▶ ЗАДАНИЕ A: Перепишите записи без изменений, начиная с первой строки записей и заканчивая строкой, в которой стоит «subsection-heading-line2: art. 489—512;».

▶ ИСХОДНЫЙ ТЕКСТ:
......
Однако вскоре затруднения Валачи относительно дальнейших деловых предприятий благополучно разрешились. Для «Коза ностры» война, как любая другая обстановка, являла собой лишь новую ситуацию, которую нужно было лишь выгодно использовать. Единственный вопрос, как? В силу нехватки ряда товаров, что привело к необходимости фиксирования и контроля над ценами, ответ был однозначен: черный рынок. Наверно, эта ситуация не сулила златых гор, как это было во времена сухого закона, но для организованной преступности классическая формула обогащения была налицо: нелегальная продажа товаров — мяса, сахара, бензина и прочего — покупателям, которые в массе своей стали ее энергичными и активными пособниками.
......
▶ ЗАПИСИ:
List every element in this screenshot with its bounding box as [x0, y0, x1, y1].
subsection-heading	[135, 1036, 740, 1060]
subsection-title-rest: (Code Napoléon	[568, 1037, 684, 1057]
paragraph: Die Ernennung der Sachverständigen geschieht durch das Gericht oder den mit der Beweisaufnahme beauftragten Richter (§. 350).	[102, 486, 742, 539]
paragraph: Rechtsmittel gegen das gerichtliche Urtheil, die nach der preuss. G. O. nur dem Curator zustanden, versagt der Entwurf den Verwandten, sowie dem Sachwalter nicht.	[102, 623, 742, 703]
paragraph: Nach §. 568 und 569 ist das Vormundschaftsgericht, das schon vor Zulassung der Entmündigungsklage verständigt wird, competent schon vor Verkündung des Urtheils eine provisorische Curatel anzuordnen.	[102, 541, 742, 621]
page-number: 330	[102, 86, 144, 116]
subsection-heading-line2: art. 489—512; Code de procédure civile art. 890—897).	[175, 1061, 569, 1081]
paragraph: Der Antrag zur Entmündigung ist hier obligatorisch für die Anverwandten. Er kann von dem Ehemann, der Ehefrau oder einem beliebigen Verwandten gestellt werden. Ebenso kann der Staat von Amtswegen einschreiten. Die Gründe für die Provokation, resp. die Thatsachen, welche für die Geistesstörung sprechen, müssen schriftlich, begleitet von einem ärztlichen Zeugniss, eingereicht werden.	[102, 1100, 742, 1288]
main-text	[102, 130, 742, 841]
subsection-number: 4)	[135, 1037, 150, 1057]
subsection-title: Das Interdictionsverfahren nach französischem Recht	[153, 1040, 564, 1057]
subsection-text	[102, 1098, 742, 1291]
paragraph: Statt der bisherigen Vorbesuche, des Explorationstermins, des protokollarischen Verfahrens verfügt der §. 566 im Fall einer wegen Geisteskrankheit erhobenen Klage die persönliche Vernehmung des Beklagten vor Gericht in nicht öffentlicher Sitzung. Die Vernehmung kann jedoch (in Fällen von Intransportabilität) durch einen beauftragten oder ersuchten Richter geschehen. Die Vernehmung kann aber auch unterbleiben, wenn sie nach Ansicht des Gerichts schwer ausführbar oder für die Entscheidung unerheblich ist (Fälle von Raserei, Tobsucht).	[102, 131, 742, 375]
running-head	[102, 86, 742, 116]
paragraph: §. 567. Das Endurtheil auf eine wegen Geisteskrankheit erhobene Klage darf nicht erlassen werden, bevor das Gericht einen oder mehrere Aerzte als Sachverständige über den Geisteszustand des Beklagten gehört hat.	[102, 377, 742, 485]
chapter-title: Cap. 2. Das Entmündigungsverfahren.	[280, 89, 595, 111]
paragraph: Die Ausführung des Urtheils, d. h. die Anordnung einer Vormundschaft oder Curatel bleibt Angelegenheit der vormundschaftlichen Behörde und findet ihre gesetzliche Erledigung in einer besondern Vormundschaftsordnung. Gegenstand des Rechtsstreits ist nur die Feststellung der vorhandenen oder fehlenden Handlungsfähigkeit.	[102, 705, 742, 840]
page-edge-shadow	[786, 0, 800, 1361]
......
▶ ЗАДАНИЕ B: Приведите отрывок исходного текста, начиная со слов «Однако вскоре затруднения» и заканчивая словами «и активными пособниками.», заменив в нем «черный рынок» на «теневой рынок».

▶ ВЕРНЫЙ РЕЗУЛЬТАТ A:
List every element in this screenshot with its bounding box as [x0, y0, x1, y1].
subsection-heading	[135, 1036, 740, 1060]
subsection-title-rest: (Code Napoléon	[568, 1037, 684, 1057]
paragraph: Die Ernennung der Sachverständigen geschieht durch das Gericht oder den mit der Beweisaufnahme beauftragten Richter (§. 350).	[102, 486, 742, 539]
paragraph: Rechtsmittel gegen das gerichtliche Urtheil, die nach der preuss. G. O. nur dem Curator zustanden, versagt der Entwurf den Verwandten, sowie dem Sachwalter nicht.	[102, 623, 742, 703]
paragraph: Nach §. 568 und 569 ist das Vormundschaftsgericht, das schon vor Zulassung der Entmündigungsklage verständigt wird, competent schon vor Verkündung des Urtheils eine provisorische Curatel anzuordnen.	[102, 541, 742, 621]
page-number: 330	[102, 86, 144, 116]
subsection-heading-line2: art. 489—512; Code de procédure civile art. 890—897).	[175, 1061, 569, 1081]

▶ ВЕРНЫЙ РЕЗУЛЬТАТ B:
Однако вскоре затруднения Валачи относительно дальнейших деловых предприятий благополучно разрешились. Для «Коза ностры» война, как любая другая обстановка, являла собой лишь новую ситуацию, которую нужно было лишь выгодно использовать. Единственный вопрос, как? В силу нехватки ряда товаров, что привело к необходимости фиксирования и контроля над ценами, ответ был однозначен: теневой рынок. Наверно, эта ситуация не сулила златых гор, как это было во времена сухого закона, но для организованной преступности классическая формула обогащения была налицо: нелегальная продажа товаров — мяса, сахара, бензина и прочего — покупателям, которые в массе своей стали ее энергичными и активными пособниками.